- Extracted data entries
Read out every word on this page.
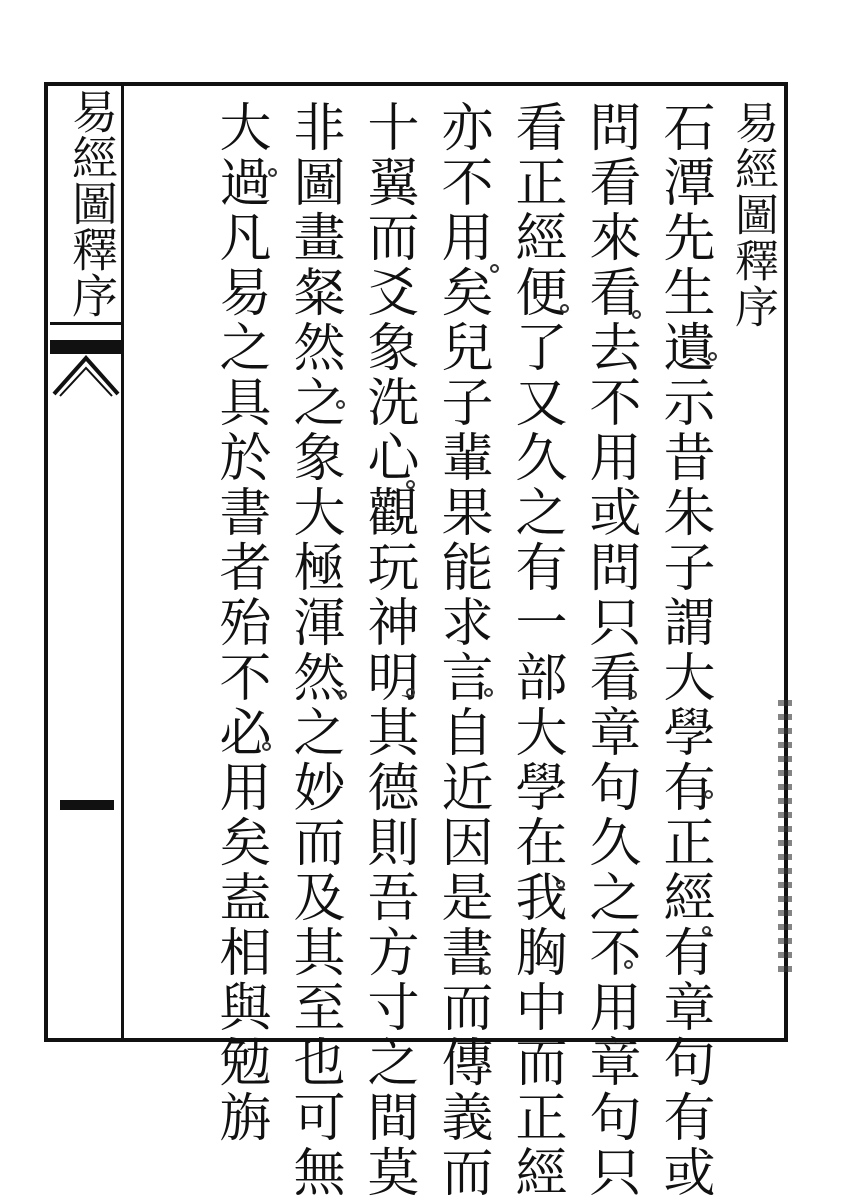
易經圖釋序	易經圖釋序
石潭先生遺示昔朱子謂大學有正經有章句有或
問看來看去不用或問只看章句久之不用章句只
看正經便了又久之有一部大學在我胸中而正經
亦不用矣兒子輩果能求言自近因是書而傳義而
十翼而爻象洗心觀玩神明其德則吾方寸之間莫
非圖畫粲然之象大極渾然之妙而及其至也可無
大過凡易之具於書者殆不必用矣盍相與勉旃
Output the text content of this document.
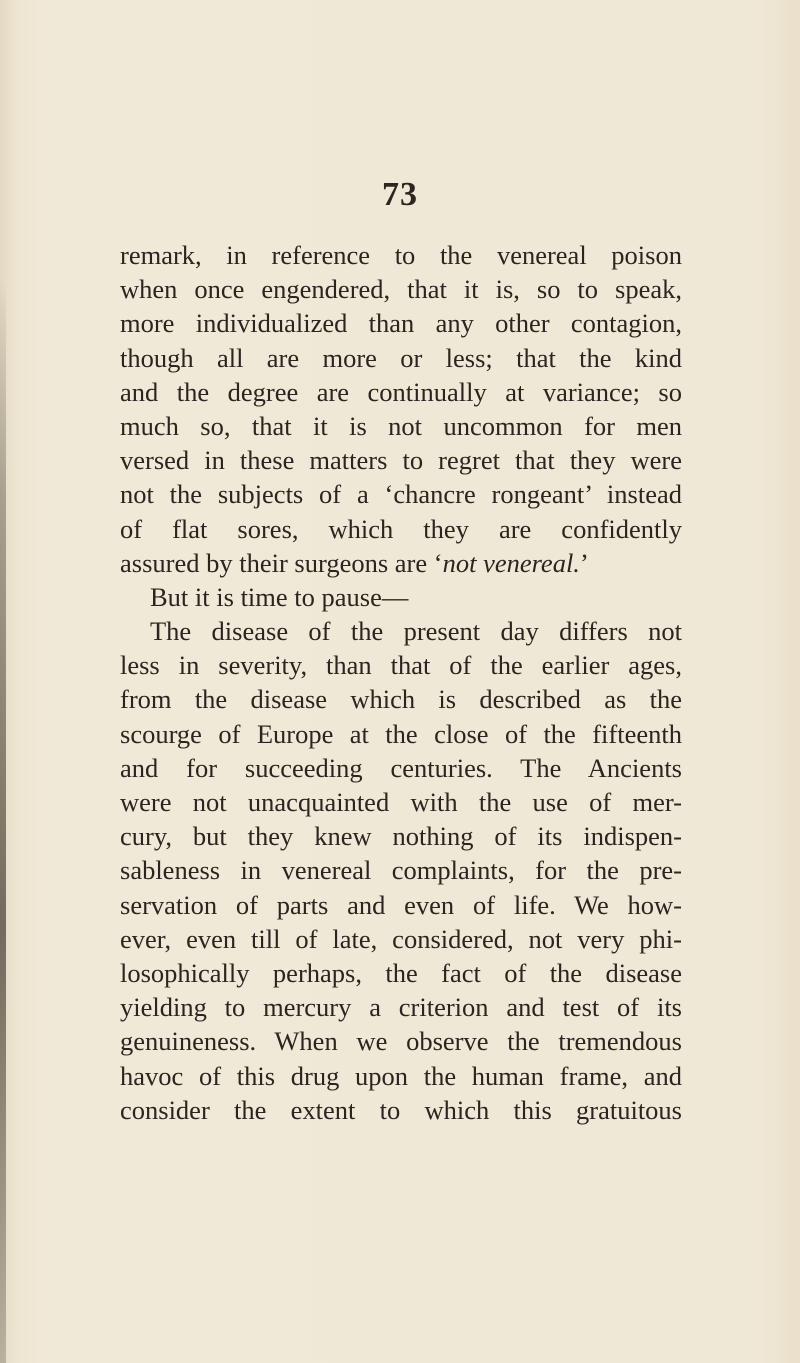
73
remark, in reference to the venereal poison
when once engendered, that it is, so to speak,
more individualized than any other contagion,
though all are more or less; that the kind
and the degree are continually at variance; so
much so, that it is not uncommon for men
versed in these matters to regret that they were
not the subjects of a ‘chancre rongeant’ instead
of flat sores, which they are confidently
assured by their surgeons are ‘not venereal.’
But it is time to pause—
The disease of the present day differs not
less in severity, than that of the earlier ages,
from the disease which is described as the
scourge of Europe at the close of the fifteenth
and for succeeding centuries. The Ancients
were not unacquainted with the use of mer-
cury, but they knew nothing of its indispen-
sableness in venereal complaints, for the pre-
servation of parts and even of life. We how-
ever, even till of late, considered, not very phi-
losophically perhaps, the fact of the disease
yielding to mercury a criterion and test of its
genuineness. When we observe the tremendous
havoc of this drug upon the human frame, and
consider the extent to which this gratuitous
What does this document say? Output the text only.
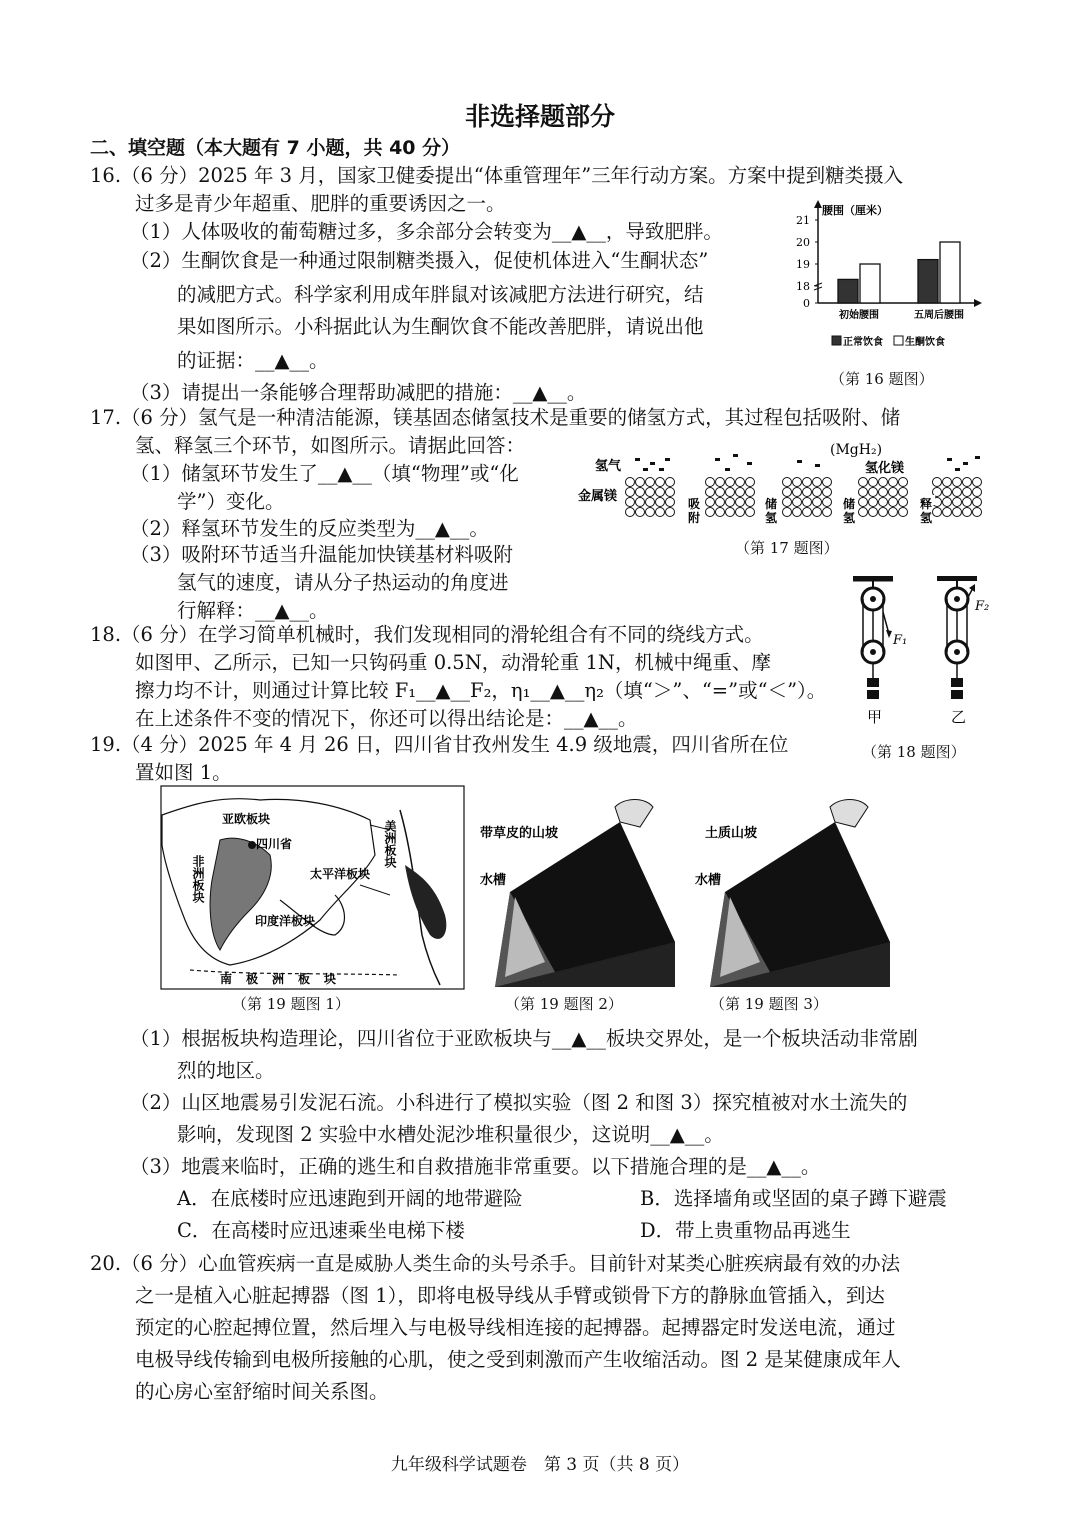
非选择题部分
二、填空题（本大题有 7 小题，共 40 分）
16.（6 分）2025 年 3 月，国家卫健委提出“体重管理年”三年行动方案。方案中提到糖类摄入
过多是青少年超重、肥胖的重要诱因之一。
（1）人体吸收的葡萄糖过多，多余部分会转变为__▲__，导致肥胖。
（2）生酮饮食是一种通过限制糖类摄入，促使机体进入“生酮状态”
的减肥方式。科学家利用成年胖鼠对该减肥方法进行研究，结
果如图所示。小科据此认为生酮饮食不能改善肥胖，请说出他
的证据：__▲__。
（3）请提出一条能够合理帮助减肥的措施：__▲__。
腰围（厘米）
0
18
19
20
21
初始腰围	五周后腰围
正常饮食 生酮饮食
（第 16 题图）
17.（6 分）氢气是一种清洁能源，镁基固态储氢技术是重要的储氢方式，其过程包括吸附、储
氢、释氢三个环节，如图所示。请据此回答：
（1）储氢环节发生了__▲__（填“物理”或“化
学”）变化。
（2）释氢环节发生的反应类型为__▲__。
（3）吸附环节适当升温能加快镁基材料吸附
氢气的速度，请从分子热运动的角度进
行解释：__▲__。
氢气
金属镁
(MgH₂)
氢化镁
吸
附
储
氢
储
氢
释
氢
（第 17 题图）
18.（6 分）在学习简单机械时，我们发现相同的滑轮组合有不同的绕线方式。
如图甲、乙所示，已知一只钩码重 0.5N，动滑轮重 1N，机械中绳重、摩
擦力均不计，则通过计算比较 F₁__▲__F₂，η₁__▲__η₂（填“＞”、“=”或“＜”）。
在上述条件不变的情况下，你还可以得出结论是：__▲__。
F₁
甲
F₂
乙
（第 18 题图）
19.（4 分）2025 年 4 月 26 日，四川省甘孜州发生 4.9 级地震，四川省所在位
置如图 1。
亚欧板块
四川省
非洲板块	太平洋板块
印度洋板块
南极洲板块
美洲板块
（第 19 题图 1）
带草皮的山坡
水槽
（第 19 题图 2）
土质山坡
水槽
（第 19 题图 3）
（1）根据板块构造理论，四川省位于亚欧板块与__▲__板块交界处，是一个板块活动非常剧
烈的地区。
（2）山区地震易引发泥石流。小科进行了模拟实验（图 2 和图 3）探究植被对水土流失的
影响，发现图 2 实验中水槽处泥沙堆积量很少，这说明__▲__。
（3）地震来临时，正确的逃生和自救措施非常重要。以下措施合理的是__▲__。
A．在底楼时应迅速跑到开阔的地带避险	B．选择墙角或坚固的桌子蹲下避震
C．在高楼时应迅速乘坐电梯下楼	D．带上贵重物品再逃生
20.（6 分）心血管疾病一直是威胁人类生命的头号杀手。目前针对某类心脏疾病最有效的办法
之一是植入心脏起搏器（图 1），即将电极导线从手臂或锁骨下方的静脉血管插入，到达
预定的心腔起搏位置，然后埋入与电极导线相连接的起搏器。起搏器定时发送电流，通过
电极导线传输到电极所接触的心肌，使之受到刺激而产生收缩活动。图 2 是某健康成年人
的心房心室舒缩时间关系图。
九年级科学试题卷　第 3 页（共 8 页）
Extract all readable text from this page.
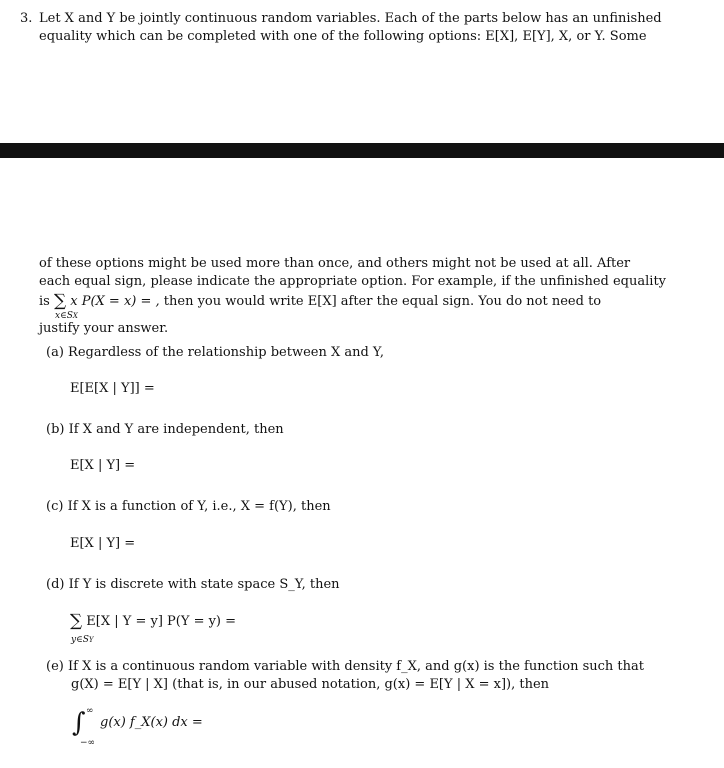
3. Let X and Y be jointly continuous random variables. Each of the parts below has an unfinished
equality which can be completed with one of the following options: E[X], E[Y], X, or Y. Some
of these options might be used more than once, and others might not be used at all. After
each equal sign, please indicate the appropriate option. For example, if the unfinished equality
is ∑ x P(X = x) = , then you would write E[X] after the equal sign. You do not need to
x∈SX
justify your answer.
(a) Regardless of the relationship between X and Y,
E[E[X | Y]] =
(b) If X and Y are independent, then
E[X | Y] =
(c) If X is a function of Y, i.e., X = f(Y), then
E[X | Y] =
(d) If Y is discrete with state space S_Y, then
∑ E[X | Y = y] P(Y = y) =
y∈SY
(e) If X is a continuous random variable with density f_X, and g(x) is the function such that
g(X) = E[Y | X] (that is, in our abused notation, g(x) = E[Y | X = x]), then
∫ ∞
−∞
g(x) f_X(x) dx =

- GIVEN PROBLEM
In the data above, tally the lines holding "they" and answer with the figure only.

- RESULT OF THIS TASK
3